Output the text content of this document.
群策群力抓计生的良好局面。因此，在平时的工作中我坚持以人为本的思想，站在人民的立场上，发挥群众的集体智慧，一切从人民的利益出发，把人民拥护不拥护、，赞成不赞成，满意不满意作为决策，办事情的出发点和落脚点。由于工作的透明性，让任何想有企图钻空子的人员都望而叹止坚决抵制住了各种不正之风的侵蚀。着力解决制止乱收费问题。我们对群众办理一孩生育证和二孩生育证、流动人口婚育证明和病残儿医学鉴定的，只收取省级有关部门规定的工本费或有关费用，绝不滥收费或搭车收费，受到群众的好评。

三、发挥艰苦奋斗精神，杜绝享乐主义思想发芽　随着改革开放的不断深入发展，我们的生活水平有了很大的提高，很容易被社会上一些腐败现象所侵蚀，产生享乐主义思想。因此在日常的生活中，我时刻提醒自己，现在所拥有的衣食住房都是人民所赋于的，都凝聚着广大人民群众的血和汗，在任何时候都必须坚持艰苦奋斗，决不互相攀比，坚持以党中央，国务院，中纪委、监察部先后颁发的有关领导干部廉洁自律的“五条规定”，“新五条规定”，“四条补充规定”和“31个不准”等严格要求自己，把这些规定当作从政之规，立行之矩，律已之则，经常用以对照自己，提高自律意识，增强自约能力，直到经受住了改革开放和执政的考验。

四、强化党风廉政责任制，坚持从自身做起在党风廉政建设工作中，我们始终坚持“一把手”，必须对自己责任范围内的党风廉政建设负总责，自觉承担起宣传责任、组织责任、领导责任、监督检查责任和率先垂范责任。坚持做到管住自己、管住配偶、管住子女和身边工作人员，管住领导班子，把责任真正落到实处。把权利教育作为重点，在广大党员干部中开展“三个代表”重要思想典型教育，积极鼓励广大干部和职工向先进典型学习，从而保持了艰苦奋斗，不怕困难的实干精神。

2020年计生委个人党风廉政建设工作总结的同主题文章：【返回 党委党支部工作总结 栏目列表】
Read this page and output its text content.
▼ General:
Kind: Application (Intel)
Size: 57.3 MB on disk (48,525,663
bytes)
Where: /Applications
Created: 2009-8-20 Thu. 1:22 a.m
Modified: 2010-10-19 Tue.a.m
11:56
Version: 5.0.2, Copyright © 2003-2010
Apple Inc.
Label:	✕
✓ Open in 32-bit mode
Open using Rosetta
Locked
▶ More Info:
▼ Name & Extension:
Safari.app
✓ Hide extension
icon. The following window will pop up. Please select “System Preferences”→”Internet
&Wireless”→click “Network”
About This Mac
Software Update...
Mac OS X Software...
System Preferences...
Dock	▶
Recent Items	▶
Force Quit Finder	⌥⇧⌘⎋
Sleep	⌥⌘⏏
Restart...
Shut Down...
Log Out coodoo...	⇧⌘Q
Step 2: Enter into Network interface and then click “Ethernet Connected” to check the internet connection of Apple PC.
------------------------------
- [Your instructions] The records above must be output exactly, in full.

- [Expected output]
Output the text content of this document.
群策群力抓计生的良好局面。因此，在平时的工作中我坚持以人为本的思想，站在人民的立场上，发挥群众的集体智慧，一切从人民的利益出发，把人民拥护不拥护、，赞成不赞成，满意不满意作为决策，办事情的出发点和落脚点。由于工作的透明性，让任何想有企图钻空子的人员都望而叹止坚决抵制住了各种不正之风的侵蚀。着力解决制止乱收费问题。我们对群众办理一孩生育证和二孩生育证、流动人口婚育证明和病残儿医学鉴定的，只收取省级有关部门规定的工本费或有关费用，绝不滥收费或搭车收费，受到群众的好评。

三、发挥艰苦奋斗精神，杜绝享乐主义思想发芽　随着改革开放的不断深入发展，我们的生活水平有了很大的提高，很容易被社会上一些腐败现象所侵蚀，产生享乐主义思想。因此在日常的生活中，我时刻提醒自己，现在所拥有的衣食住房都是人民所赋于的，都凝聚着广大人民群众的血和汗，在任何时候都必须坚持艰苦奋斗，决不互相攀比，坚持以党中央，国务院，中纪委、监察部先后颁发的有关领导干部廉洁自律的“五条规定”，“新五条规定”，“四条补充规定”和“31个不准”等严格要求自己，把这些规定当作从政之规，立行之矩，律已之则，经常用以对照自己，提高自律意识，增强自约能力，直到经受住了改革开放和执政的考验。

四、强化党风廉政责任制，坚持从自身做起在党风廉政建设工作中，我们始终坚持“一把手”，必须对自己责任范围内的党风廉政建设负总责，自觉承担起宣传责任、组织责任、领导责任、监督检查责任和率先垂范责任。坚持做到管住自己、管住配偶、管住子女和身边工作人员，管住领导班子，把责任真正落到实处。把权利教育作为重点，在广大党员干部中开展“三个代表”重要思想典型教育，积极鼓励广大干部和职工向先进典型学习，从而保持了艰苦奋斗，不怕困难的实干精神。

2020年计生委个人党风廉政建设工作总结的同主题文章：【返回 党委党支部工作总结 栏目列表】
Read this page and output its text content.
▼ General:
Kind: Application (Intel)
Size: 57.3 MB on disk (48,525,663
bytes)
Where: /Applications
Created: 2009-8-20 Thu. 1:22 a.m
Modified: 2010-10-19 Tue.a.m
11:56
Version: 5.0.2, Copyright © 2003-2010
Apple Inc.
Label:	✕
✓ Open in 32-bit mode
Open using Rosetta
Locked
▶ More Info:
▼ Name & Extension:
Safari.app
✓ Hide extension
icon. The following window will pop up. Please select “System Preferences”→”Internet
&Wireless”→click “Network”
About This Mac
Software Update...
Mac OS X Software...
System Preferences...
Dock	▶
Recent Items	▶
Force Quit Finder	⌥⇧⌘⎋
Sleep	⌥⌘⏏
Restart...
Shut Down...
Log Out coodoo...	⇧⌘Q
Step 2: Enter into Network interface and then click “Ethernet Connected” to check the internet connection of Apple PC.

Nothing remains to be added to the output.